EXERCISE AIM:
From the entries below, pull out each line where "heart" appears.

(Stored records)

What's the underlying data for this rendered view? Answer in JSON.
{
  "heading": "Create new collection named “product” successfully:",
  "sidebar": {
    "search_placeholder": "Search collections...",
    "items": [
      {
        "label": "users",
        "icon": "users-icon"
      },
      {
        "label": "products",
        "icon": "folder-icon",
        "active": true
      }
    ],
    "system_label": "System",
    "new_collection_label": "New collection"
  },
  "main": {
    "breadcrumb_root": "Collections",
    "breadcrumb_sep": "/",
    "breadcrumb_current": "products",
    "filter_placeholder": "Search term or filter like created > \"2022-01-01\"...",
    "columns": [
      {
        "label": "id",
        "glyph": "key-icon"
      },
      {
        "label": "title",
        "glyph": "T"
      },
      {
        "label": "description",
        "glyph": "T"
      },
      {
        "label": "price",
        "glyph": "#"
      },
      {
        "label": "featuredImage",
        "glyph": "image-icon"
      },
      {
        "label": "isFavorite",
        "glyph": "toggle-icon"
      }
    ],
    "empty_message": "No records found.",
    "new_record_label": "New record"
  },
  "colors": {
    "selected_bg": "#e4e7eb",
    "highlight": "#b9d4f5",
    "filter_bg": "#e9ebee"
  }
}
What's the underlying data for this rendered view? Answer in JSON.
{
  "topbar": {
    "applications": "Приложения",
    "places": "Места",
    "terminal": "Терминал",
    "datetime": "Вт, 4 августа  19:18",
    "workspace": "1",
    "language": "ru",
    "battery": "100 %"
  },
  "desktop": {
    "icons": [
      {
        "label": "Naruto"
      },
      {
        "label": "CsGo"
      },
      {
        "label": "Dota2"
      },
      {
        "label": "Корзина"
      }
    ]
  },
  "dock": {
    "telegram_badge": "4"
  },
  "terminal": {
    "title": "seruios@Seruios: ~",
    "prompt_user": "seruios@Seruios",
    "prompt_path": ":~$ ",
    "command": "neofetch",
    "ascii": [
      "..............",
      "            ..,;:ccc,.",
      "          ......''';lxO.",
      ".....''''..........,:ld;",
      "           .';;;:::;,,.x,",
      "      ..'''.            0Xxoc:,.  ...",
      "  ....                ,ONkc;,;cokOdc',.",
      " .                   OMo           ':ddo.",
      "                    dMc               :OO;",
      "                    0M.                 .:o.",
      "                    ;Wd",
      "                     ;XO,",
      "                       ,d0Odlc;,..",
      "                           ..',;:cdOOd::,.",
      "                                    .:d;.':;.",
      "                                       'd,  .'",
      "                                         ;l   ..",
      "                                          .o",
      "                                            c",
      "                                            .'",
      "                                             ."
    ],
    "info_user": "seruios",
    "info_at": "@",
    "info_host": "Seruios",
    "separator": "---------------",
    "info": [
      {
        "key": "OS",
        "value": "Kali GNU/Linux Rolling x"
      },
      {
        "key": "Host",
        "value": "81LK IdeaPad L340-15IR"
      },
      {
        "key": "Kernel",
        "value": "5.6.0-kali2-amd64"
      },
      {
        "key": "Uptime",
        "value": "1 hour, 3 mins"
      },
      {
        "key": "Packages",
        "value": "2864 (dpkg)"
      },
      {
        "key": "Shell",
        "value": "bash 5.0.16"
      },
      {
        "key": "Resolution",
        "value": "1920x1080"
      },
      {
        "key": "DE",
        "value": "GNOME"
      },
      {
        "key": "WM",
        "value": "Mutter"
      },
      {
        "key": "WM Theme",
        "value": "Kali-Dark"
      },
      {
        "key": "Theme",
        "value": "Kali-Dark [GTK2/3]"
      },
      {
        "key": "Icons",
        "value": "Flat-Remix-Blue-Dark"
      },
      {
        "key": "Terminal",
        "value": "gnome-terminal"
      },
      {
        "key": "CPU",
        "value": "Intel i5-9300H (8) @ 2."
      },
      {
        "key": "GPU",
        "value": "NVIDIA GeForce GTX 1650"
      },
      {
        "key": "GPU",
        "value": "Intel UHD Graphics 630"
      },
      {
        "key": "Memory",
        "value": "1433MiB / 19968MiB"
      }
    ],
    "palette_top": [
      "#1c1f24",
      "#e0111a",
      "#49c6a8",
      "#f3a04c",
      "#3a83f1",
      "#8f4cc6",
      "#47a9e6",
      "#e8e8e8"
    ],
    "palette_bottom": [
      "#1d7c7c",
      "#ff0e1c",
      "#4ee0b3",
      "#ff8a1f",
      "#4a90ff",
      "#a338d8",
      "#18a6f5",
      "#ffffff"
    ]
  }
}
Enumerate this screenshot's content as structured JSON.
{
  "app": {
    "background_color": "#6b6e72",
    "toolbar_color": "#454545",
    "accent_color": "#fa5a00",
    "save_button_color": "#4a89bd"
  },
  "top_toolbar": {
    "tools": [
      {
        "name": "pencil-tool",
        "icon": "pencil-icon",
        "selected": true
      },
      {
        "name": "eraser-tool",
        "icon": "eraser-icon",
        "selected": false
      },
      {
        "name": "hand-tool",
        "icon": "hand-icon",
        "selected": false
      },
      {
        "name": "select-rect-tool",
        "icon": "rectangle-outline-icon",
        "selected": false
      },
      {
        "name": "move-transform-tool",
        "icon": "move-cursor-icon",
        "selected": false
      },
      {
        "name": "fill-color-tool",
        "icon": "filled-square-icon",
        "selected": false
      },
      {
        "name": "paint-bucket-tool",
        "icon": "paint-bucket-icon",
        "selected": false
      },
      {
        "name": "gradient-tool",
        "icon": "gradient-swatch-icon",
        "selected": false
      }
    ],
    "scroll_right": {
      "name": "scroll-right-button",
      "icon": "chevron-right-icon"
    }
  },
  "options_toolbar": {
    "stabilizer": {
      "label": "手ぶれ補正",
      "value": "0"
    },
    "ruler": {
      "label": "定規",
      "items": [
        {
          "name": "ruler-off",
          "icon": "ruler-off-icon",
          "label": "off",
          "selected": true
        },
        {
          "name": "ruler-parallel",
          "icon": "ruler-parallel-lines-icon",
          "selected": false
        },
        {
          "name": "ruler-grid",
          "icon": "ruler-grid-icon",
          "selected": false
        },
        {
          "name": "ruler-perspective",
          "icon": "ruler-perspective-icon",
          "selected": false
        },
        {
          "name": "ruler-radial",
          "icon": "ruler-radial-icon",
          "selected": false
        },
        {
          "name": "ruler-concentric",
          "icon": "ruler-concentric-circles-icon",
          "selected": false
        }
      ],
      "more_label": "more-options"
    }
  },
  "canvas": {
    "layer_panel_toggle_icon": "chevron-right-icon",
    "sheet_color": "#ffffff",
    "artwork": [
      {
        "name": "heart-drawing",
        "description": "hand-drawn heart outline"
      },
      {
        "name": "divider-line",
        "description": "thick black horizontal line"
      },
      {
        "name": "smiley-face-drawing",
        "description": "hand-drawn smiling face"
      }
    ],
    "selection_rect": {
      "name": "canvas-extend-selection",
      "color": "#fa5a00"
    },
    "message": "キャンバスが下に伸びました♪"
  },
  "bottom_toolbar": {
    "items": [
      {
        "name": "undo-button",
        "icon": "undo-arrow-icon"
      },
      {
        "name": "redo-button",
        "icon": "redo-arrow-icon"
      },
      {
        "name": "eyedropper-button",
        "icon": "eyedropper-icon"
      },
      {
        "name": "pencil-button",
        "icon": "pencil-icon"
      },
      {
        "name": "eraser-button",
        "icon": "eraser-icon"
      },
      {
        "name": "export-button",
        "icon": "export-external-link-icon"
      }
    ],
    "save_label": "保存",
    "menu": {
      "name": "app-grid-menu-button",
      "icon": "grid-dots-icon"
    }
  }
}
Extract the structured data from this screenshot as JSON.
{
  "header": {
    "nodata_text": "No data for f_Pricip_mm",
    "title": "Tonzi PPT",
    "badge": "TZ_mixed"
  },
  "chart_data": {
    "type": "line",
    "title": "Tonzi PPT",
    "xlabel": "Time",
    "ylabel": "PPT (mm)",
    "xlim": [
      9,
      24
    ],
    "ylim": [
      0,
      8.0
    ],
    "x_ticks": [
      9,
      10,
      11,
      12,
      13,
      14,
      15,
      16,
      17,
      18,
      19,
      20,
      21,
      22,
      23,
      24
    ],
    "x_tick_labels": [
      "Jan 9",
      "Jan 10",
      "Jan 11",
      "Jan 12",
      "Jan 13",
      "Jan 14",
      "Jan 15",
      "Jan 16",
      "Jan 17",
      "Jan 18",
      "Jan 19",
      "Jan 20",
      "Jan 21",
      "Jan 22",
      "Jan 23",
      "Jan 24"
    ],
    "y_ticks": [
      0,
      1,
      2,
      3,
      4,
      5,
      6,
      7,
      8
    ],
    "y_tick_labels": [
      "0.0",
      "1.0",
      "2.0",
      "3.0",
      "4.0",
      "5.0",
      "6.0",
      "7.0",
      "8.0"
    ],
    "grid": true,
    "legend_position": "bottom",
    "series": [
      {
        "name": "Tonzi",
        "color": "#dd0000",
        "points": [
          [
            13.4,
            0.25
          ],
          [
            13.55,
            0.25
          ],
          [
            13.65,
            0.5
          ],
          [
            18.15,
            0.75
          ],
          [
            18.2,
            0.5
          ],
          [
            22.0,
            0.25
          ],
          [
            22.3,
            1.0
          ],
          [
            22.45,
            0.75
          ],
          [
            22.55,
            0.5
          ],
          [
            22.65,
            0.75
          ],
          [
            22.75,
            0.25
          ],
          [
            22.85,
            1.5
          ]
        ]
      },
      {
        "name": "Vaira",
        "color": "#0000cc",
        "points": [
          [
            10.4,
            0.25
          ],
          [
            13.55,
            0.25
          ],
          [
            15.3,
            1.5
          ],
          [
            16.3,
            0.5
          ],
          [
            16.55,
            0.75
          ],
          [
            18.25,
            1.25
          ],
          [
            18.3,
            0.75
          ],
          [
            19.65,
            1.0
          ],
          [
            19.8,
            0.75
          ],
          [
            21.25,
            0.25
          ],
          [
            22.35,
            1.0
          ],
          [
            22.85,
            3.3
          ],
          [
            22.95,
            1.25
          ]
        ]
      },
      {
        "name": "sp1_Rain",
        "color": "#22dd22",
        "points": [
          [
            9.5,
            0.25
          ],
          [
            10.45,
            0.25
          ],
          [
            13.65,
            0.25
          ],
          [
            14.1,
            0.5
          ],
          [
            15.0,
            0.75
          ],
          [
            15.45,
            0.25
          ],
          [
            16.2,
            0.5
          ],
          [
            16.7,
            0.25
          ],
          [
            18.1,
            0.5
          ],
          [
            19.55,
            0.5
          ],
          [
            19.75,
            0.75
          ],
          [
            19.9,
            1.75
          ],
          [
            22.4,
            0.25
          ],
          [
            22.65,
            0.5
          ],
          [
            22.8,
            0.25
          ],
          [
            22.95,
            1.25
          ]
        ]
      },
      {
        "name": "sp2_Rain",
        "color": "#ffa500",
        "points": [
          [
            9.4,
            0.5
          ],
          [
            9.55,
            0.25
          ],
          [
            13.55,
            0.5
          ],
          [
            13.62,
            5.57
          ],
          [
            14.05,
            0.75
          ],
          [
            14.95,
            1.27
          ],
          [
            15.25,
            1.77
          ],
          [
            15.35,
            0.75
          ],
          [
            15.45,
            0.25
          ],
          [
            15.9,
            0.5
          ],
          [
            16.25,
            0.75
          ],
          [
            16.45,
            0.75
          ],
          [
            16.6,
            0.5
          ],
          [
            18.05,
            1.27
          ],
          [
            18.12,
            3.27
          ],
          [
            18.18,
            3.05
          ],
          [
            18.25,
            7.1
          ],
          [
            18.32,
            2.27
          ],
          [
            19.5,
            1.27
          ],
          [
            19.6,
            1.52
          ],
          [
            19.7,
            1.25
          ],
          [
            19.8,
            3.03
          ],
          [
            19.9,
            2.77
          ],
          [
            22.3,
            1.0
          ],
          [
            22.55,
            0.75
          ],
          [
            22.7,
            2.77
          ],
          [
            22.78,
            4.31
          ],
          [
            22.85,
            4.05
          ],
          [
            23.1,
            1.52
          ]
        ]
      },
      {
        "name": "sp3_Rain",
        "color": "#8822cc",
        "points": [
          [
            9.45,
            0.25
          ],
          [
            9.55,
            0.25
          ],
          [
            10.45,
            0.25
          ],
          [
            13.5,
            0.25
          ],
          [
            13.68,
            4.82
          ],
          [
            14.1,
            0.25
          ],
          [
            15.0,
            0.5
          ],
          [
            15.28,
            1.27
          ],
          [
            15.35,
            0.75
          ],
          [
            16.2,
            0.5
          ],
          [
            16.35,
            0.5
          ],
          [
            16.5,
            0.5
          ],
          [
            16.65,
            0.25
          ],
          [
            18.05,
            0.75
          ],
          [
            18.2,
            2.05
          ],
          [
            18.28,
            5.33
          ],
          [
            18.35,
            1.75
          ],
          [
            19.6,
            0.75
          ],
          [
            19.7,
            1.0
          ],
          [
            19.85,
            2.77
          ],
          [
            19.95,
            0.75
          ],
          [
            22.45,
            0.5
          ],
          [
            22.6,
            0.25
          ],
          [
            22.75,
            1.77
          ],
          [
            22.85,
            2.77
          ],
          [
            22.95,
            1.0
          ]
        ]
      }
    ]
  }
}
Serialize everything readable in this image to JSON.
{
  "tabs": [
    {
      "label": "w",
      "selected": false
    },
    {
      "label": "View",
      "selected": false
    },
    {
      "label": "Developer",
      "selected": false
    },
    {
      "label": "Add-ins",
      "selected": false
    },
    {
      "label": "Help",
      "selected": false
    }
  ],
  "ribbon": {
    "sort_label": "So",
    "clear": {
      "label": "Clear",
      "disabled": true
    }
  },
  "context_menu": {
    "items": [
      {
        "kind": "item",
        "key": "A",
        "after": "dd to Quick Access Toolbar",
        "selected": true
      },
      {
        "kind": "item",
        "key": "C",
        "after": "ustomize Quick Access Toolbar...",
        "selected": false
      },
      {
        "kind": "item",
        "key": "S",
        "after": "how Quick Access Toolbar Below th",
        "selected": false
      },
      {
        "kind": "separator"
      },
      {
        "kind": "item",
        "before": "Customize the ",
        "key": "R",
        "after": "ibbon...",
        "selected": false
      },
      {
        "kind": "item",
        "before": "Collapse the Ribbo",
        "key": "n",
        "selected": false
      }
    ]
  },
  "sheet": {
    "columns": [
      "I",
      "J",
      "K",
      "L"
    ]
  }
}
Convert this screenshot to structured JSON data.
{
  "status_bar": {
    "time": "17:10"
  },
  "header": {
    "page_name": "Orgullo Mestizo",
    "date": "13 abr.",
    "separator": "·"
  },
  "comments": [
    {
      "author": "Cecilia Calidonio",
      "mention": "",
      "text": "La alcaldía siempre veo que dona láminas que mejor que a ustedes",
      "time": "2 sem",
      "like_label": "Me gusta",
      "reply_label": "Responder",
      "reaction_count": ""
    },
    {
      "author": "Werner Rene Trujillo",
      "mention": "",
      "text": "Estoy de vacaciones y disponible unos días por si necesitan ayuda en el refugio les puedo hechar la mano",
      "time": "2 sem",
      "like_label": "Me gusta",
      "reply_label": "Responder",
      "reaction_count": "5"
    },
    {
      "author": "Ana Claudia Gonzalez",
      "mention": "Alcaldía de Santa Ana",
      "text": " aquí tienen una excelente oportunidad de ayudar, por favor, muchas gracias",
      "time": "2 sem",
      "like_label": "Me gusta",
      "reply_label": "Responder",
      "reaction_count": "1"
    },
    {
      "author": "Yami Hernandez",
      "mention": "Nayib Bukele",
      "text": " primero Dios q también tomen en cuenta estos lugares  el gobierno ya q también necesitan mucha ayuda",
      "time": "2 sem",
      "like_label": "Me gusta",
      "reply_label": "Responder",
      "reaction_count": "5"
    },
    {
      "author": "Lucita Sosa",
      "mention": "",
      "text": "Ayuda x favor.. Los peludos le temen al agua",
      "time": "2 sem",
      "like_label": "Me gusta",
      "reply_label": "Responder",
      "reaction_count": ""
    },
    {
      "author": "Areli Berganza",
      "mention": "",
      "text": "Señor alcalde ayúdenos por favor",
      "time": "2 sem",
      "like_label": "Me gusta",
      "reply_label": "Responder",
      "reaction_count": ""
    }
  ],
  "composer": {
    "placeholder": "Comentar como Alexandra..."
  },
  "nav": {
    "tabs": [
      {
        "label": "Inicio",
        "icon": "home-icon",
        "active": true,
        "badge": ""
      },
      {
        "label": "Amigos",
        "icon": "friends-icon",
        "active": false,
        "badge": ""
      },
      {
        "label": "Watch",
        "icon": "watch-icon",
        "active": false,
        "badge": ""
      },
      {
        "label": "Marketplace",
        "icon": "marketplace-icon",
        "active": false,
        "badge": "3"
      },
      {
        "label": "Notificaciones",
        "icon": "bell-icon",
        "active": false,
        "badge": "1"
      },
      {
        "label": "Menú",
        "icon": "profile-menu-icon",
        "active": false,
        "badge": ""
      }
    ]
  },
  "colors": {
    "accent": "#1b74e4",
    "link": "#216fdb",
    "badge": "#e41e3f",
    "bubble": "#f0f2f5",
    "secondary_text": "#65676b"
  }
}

OUTPUT FOR THIS EXERCISE:
        "name": "heart-drawing",
        "description": "hand-drawn heart outline"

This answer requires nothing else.